Collect all lines from the records below that include the word "title".

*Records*
— START —

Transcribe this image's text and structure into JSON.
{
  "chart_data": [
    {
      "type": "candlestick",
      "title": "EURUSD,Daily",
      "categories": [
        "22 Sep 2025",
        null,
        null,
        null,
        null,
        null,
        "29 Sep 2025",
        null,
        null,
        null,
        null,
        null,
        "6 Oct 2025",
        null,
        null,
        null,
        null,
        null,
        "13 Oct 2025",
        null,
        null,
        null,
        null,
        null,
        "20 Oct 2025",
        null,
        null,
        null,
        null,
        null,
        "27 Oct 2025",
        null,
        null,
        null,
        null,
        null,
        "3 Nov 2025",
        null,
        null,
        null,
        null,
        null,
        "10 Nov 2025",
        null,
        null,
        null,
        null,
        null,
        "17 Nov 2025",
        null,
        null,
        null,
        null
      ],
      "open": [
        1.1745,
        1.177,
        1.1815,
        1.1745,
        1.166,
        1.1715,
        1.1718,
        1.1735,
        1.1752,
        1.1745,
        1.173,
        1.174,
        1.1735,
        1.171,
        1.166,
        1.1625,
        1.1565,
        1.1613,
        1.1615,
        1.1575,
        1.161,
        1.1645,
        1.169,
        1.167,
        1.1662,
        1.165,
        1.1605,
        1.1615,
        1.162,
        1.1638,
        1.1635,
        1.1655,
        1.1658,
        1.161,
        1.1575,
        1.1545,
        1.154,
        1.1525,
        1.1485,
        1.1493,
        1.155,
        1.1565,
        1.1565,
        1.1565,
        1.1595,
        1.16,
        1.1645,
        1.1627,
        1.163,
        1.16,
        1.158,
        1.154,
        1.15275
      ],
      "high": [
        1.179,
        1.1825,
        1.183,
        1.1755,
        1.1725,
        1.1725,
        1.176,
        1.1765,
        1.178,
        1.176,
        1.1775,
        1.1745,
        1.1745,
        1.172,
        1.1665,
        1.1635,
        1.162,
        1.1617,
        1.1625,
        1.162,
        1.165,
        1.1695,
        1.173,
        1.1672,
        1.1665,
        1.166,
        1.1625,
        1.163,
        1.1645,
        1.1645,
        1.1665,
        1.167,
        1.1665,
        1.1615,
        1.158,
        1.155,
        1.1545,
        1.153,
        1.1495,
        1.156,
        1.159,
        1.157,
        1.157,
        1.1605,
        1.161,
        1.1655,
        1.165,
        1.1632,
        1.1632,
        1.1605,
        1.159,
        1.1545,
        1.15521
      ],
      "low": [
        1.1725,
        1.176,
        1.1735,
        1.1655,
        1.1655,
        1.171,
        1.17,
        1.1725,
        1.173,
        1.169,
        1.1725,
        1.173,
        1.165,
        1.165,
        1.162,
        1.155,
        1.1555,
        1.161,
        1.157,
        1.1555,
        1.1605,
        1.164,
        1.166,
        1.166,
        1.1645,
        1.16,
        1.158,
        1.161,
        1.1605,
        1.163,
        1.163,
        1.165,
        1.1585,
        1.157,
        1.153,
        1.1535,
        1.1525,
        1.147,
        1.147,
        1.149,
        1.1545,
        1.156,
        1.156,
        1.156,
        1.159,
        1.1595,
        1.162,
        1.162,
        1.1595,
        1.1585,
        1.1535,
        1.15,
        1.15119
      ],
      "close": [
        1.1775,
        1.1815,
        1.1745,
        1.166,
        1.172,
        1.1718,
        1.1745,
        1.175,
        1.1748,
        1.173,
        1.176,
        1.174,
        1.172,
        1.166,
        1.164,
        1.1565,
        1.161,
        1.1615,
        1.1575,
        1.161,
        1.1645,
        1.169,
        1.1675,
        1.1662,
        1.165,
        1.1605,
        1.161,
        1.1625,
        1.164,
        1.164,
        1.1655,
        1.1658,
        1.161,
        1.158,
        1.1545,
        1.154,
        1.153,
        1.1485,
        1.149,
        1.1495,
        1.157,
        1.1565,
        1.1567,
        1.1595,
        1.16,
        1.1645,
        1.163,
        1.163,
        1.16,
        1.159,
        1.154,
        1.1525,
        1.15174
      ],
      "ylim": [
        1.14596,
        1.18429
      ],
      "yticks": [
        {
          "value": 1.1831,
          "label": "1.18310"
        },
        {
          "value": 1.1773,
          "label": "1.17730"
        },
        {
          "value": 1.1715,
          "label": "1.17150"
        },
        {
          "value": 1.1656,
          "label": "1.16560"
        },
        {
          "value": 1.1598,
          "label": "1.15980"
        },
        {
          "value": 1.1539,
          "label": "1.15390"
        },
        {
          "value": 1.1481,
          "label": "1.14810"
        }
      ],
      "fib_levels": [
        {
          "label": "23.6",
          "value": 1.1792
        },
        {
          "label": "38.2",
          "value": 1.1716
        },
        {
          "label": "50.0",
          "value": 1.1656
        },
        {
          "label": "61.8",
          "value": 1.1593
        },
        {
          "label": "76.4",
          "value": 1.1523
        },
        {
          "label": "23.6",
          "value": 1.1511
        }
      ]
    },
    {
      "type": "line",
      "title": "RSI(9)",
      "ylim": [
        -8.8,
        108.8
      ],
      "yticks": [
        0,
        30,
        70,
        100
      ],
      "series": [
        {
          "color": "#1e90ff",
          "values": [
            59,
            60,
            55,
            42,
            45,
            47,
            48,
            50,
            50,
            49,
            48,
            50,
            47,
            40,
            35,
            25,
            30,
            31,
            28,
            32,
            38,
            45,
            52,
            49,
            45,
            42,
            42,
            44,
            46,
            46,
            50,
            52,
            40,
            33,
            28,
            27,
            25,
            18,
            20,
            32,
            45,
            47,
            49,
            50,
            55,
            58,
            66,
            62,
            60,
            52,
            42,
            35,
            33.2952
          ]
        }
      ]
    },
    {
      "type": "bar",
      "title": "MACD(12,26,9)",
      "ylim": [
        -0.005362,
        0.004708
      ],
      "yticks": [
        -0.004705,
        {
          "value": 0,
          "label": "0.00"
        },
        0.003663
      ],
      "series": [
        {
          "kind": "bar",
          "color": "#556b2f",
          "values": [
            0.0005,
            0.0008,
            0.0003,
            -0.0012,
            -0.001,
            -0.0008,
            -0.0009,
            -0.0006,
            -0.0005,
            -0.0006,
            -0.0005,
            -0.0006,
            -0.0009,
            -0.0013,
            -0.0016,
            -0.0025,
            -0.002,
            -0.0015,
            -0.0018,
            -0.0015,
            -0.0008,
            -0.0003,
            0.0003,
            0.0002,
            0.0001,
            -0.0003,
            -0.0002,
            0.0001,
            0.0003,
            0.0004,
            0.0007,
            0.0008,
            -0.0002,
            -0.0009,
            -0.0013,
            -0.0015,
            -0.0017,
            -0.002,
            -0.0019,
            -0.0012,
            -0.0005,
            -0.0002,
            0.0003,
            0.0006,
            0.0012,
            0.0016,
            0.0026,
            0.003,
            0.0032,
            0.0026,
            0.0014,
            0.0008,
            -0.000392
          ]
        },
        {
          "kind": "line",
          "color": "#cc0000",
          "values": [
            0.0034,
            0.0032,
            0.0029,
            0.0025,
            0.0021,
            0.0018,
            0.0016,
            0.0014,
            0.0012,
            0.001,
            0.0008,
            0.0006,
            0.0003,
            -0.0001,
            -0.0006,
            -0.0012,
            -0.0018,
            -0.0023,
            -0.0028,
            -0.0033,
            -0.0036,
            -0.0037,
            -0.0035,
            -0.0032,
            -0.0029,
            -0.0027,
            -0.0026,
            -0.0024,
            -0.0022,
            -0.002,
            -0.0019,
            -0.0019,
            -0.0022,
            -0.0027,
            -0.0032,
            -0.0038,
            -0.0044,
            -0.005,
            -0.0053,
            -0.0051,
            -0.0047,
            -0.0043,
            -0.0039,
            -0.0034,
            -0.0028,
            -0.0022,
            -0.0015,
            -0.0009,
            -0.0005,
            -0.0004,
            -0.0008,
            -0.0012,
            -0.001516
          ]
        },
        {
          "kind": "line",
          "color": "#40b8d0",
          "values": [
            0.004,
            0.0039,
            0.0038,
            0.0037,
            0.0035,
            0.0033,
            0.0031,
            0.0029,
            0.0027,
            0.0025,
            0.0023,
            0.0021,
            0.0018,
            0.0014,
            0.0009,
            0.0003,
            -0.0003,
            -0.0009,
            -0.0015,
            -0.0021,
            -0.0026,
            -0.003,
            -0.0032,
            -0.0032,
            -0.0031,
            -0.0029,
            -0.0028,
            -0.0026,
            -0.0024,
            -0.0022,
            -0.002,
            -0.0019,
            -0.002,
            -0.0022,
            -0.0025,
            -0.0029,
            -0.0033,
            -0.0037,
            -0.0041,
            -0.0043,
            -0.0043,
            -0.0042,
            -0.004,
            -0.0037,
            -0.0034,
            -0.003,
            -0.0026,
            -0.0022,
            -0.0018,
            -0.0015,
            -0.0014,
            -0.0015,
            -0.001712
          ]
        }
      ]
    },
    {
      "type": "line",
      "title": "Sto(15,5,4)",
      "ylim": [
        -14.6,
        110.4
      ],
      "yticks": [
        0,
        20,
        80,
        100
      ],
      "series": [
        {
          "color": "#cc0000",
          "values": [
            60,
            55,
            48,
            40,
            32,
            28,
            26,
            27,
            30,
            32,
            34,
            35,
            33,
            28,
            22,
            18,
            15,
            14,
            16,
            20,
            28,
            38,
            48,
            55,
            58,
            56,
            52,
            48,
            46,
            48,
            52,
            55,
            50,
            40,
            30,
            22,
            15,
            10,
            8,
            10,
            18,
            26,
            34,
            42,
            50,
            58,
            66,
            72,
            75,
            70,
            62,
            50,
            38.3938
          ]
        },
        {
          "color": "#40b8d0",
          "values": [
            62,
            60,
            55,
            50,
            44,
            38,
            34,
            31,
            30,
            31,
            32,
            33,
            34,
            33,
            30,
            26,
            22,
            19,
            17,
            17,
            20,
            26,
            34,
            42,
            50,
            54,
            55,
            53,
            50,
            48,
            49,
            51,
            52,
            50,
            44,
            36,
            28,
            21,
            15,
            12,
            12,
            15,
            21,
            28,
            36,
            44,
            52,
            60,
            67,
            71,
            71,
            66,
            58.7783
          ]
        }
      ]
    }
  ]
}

— END —

*Task result*
      "title": "EURUSD,Daily",
      "title": "RSI(9)",
      "title": "MACD(12,26,9)",
      "title": "Sto(15,5,4)",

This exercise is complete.